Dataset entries
________________
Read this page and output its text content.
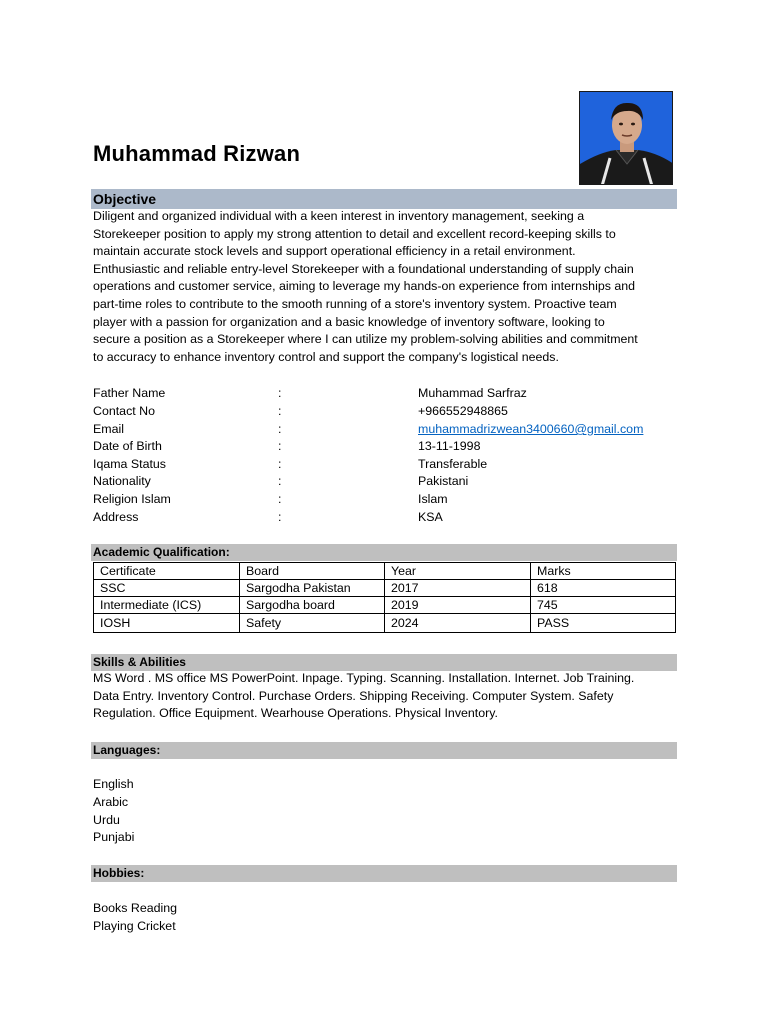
Muhammad Rizwan
Objective
Diligent and organized individual with a keen interest in inventory management, seeking a
Storekeeper position to apply my strong attention to detail and excellent record-keeping skills to
maintain accurate stock levels and support operational efficiency in a retail environment.
Enthusiastic and reliable entry-level Storekeeper with a foundational understanding of supply chain
operations and customer service, aiming to leverage my hands-on experience from internships and
part-time roles to contribute to the smooth running of a store's inventory system. Proactive team
player with a passion for organization and a basic knowledge of inventory software, looking to
secure a position as a Storekeeper where I can utilize my problem-solving abilities and commitment
to accuracy to enhance inventory control and support the company's logistical needs.
Father Name	:	Muhammad Sarfraz
Contact No	:	+966552948865
Email	:	muhammadrizwean3400660@gmail.com
Date of Birth	:	13-11-1998
Iqama Status	:	Transferable
Nationality	:	Pakistani
Religion Islam	:	Islam
Address	:	KSA
Academic Qualification:
Certificate	Board	Year	Marks
SSC	Sargodha Pakistan	2017	618
Intermediate (ICS)	Sargodha board	2019	745
IOSH	Safety	2024	PASS
Skills & Abilities
MS Word . MS office MS PowerPoint. Inpage. Typing. Scanning. Installation. Internet. Job Training.
Data Entry. Inventory Control. Purchase Orders. Shipping Receiving. Computer System. Safety
Regulation. Office Equipment. Wearhouse Operations. Physical Inventory.
Languages:
English
Arabic
Urdu
Punjabi
Hobbies:
Books Reading
Playing Cricket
________________
**Exercise instructions**
Return a copy of every line that includes the word "with".

**Complete answer**
Diligent and organized individual with a keen interest in inventory management, seeking a
Enthusiastic and reliable entry-level Storekeeper with a foundational understanding of supply chain
player with a passion for organization and a basic knowledge of inventory software, looking to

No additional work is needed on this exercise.